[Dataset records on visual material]
***
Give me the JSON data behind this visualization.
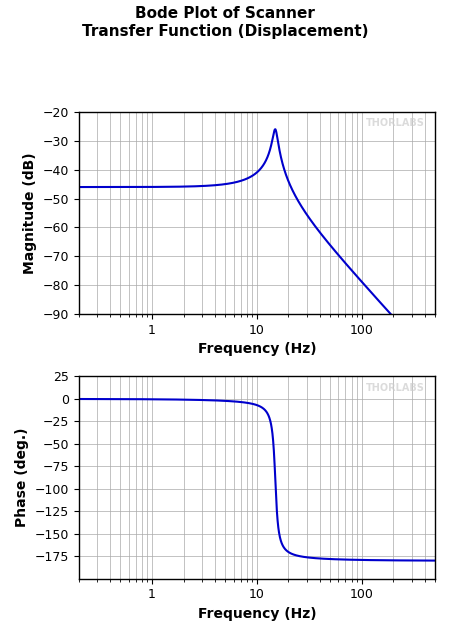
{
  "title_line1": "Bode Plot of Scanner",
  "title_line2": "Transfer Function (Displacement)",
  "xlabel": "Frequency (Hz)",
  "ylabel_mag": "Magnitude (dB)",
  "ylabel_phase": "Phase (deg.)",
  "watermark": "THORLABS",
  "freq_min": 0.2,
  "freq_max": 500,
  "mag_ylim": [
    -90,
    -20
  ],
  "mag_yticks": [
    -90,
    -80,
    -70,
    -60,
    -50,
    -40,
    -30,
    -20
  ],
  "phase_ylim": [
    -200,
    25
  ],
  "phase_yticks": [
    -175,
    -150,
    -125,
    -100,
    -75,
    -50,
    -25,
    0,
    25
  ],
  "line_color": "#0000cc",
  "bg_color": "#ffffff",
  "grid_color": "#aaaaaa",
  "title_color": "#000000",
  "watermark_color": "#cccccc",
  "fn": 15,
  "zeta": 0.05,
  "dc_gain_db": -46
}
***
Given instruction
What is needed is an exact reproduction of the data, pictures excluded.

Task output
Give me the JSON data behind this visualization.
{
  "title_line1": "Bode Plot of Scanner",
  "title_line2": "Transfer Function (Displacement)",
  "xlabel": "Frequency (Hz)",
  "ylabel_mag": "Magnitude (dB)",
  "ylabel_phase": "Phase (deg.)",
  "watermark": "THORLABS",
  "freq_min": 0.2,
  "freq_max": 500,
  "mag_ylim": [
    -90,
    -20
  ],
  "mag_yticks": [
    -90,
    -80,
    -70,
    -60,
    -50,
    -40,
    -30,
    -20
  ],
  "phase_ylim": [
    -200,
    25
  ],
  "phase_yticks": [
    -175,
    -150,
    -125,
    -100,
    -75,
    -50,
    -25,
    0,
    25
  ],
  "line_color": "#0000cc",
  "bg_color": "#ffffff",
  "grid_color": "#aaaaaa",
  "title_color": "#000000",
  "watermark_color": "#cccccc",
  "fn": 15,
  "zeta": 0.05,
  "dc_gain_db": -46
}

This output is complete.